Work request: Check every line of the material below for the string "jemandem", and return the ones that have it.

Supplied data:
== Segment start ==
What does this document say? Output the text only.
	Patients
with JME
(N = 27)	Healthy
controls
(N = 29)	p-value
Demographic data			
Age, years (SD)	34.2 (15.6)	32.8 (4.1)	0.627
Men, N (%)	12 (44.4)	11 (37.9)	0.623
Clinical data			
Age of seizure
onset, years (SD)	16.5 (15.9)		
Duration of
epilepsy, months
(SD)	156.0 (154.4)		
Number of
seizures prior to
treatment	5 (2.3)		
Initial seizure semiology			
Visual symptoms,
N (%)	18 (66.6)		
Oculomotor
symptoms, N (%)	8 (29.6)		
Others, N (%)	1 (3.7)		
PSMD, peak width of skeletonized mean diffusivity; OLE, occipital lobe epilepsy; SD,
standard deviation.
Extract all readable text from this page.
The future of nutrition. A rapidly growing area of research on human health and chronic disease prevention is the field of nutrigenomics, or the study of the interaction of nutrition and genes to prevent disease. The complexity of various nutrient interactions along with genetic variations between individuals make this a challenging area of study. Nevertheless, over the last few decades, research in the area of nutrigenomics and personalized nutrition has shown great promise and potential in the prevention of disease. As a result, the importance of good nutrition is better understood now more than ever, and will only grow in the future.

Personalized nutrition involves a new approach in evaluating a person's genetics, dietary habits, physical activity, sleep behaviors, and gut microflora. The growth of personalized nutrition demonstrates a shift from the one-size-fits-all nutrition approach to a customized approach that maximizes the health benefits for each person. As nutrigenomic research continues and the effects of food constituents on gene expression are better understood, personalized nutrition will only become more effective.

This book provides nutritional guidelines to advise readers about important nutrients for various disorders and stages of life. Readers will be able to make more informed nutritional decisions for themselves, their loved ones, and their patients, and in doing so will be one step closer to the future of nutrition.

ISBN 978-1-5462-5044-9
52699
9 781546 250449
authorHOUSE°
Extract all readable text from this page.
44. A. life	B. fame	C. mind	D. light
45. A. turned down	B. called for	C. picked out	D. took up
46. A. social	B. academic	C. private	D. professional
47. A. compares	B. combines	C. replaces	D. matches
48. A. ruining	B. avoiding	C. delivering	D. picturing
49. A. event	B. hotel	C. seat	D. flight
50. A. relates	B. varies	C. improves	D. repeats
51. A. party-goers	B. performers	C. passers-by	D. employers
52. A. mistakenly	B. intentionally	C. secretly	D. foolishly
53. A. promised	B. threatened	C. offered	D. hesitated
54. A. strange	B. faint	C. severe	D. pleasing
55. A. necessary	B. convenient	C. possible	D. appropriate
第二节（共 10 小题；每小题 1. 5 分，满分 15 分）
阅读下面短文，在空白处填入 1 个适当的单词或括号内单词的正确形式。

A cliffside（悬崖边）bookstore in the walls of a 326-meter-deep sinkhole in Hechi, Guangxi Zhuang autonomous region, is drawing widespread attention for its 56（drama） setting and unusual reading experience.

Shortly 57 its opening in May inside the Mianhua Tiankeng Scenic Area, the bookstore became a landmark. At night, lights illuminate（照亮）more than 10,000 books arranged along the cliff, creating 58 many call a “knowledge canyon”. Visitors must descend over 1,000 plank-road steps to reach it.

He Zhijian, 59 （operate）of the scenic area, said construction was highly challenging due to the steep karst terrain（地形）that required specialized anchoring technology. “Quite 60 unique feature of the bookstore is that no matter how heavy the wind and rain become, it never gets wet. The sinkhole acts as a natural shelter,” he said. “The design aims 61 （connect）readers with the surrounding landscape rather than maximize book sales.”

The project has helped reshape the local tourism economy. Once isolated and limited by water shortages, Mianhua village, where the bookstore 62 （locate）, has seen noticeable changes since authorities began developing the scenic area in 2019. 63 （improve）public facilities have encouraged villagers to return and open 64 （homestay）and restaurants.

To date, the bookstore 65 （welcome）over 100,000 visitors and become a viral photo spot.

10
== Segment end ==
== Segment start ==
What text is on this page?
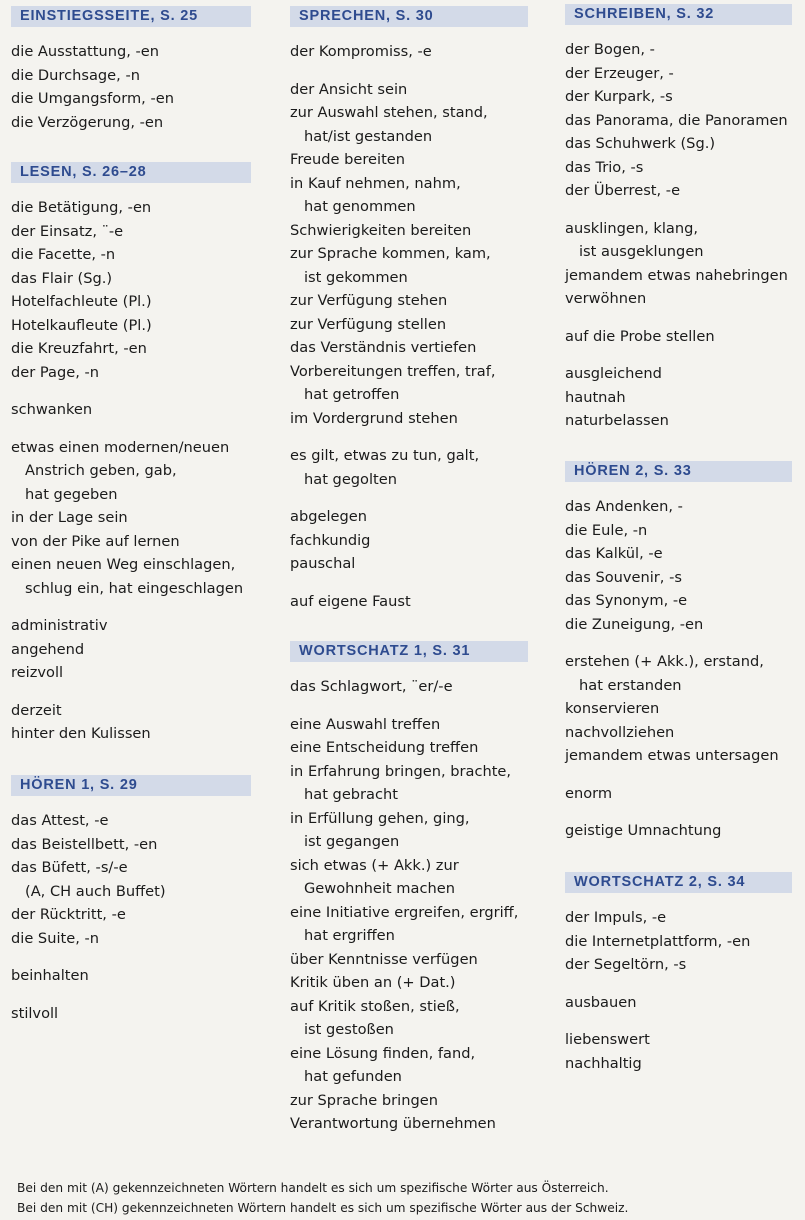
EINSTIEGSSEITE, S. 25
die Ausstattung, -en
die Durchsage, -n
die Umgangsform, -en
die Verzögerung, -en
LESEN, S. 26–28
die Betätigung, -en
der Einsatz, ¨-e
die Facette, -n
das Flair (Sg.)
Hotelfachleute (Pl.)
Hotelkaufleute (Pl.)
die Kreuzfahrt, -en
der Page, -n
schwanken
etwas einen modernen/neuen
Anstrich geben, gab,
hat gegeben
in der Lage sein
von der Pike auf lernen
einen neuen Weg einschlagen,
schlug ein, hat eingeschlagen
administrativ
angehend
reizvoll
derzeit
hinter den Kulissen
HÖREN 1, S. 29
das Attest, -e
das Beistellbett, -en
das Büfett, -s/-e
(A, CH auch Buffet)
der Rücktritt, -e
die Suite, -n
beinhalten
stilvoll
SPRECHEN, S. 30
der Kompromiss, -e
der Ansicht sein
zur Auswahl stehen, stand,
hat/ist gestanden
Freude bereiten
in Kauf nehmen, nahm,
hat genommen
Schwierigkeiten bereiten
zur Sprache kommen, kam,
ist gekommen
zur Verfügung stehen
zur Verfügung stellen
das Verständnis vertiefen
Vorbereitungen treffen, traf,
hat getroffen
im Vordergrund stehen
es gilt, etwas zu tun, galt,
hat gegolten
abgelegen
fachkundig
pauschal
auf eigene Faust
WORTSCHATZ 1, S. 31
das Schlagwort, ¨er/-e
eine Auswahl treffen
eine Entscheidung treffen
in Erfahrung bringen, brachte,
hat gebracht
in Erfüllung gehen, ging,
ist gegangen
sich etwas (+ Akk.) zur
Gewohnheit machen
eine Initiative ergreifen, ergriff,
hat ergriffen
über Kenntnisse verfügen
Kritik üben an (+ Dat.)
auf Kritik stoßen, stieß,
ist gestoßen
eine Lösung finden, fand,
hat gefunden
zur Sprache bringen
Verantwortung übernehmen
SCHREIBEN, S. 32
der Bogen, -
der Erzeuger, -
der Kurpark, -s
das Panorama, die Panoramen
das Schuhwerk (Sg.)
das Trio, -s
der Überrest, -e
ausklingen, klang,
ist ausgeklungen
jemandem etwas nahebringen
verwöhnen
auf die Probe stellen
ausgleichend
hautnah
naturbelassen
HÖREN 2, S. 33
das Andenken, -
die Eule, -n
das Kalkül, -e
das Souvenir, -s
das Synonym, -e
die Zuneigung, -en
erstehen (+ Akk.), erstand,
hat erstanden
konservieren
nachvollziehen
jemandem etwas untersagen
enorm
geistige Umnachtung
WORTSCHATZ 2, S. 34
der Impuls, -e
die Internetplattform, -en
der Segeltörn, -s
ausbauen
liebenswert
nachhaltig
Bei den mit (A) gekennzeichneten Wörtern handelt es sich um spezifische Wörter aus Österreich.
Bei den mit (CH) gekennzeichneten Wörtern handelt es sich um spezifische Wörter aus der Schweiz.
== Segment end ==
== Segment start ==
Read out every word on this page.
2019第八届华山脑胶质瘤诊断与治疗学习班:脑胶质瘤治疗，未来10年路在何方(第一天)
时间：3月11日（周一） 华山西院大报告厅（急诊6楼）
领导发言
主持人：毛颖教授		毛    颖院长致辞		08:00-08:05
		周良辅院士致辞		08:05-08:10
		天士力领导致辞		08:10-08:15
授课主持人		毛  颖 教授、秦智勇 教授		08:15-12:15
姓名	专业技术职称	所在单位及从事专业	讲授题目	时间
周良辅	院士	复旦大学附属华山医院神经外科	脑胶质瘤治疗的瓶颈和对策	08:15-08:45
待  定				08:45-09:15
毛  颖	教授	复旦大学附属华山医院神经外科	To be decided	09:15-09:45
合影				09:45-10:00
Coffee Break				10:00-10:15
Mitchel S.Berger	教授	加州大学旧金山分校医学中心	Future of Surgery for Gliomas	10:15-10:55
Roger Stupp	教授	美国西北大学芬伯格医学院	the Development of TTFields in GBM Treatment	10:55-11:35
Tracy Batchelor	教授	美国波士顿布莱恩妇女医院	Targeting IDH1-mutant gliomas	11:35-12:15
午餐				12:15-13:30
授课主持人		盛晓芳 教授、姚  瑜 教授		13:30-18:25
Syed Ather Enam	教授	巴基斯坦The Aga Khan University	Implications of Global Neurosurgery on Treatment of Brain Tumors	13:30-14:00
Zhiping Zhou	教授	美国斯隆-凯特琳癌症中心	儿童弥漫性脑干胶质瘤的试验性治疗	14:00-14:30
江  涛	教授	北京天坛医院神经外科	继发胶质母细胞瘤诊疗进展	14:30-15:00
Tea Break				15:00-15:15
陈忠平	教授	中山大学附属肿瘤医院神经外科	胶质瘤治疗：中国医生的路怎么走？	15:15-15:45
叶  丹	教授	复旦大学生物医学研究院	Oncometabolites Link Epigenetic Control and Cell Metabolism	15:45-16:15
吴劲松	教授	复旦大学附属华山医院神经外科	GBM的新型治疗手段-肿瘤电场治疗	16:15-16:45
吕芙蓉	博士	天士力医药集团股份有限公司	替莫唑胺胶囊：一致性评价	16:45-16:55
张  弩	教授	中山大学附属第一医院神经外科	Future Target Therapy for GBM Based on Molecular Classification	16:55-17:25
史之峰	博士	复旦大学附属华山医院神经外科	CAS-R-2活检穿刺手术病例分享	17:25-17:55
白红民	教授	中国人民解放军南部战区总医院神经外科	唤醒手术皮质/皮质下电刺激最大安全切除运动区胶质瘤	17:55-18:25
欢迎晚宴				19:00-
== Segment end ==
Output below:
jemandem etwas nahebringen
jemandem etwas untersagen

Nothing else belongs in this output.